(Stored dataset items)
==========
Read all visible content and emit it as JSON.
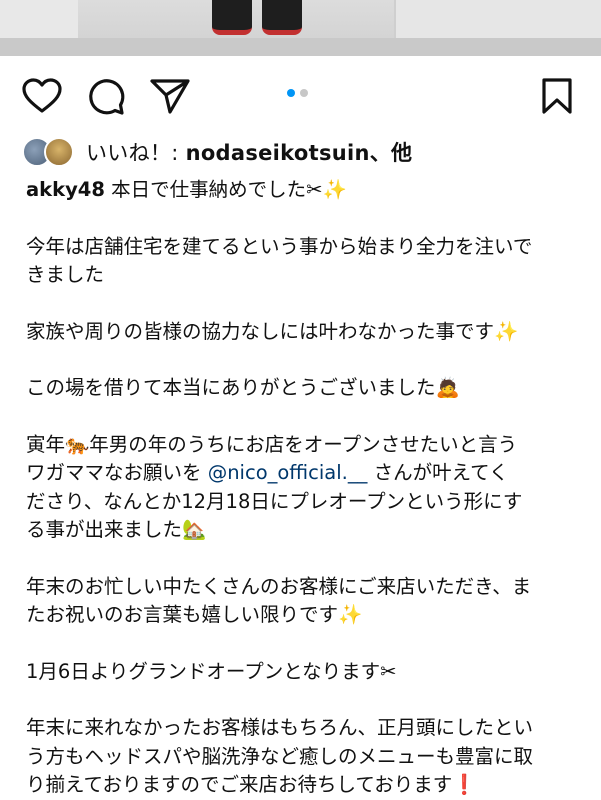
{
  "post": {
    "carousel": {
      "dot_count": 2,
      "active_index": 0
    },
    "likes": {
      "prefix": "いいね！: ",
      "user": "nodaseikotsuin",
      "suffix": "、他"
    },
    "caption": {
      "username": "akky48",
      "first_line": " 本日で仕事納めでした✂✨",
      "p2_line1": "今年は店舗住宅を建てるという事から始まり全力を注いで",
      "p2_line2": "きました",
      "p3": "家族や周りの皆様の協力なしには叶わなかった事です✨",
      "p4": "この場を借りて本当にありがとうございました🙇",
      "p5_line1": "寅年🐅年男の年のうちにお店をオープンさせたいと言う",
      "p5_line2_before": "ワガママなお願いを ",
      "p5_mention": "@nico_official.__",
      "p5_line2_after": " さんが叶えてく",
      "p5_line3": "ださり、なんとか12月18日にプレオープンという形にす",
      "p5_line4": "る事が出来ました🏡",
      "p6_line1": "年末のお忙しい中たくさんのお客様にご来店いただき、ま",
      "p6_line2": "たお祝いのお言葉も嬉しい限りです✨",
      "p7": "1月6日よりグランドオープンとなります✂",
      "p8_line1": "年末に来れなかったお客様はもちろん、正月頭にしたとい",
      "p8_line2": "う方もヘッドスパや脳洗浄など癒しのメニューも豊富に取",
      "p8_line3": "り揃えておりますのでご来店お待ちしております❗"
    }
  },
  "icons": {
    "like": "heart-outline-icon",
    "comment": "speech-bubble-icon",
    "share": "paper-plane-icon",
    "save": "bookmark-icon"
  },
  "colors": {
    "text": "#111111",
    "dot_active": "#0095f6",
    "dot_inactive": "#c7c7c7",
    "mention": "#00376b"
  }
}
==========
◆ Problem statement
Reproduce all of the material above word for word. Omit the pictures.

◆ Correct response
Read all visible content and emit it as JSON.
{
  "post": {
    "carousel": {
      "dot_count": 2,
      "active_index": 0
    },
    "likes": {
      "prefix": "いいね！: ",
      "user": "nodaseikotsuin",
      "suffix": "、他"
    },
    "caption": {
      "username": "akky48",
      "first_line": " 本日で仕事納めでした✂✨",
      "p2_line1": "今年は店舗住宅を建てるという事から始まり全力を注いで",
      "p2_line2": "きました",
      "p3": "家族や周りの皆様の協力なしには叶わなかった事です✨",
      "p4": "この場を借りて本当にありがとうございました🙇",
      "p5_line1": "寅年🐅年男の年のうちにお店をオープンさせたいと言う",
      "p5_line2_before": "ワガママなお願いを ",
      "p5_mention": "@nico_official.__",
      "p5_line2_after": " さんが叶えてく",
      "p5_line3": "ださり、なんとか12月18日にプレオープンという形にす",
      "p5_line4": "る事が出来ました🏡",
      "p6_line1": "年末のお忙しい中たくさんのお客様にご来店いただき、ま",
      "p6_line2": "たお祝いのお言葉も嬉しい限りです✨",
      "p7": "1月6日よりグランドオープンとなります✂",
      "p8_line1": "年末に来れなかったお客様はもちろん、正月頭にしたとい",
      "p8_line2": "う方もヘッドスパや脳洗浄など癒しのメニューも豊富に取",
      "p8_line3": "り揃えておりますのでご来店お待ちしております❗"
    }
  },
  "icons": {
    "like": "heart-outline-icon",
    "comment": "speech-bubble-icon",
    "share": "paper-plane-icon",
    "save": "bookmark-icon"
  },
  "colors": {
    "text": "#111111",
    "dot_active": "#0095f6",
    "dot_inactive": "#c7c7c7",
    "mention": "#00376b"
  }
}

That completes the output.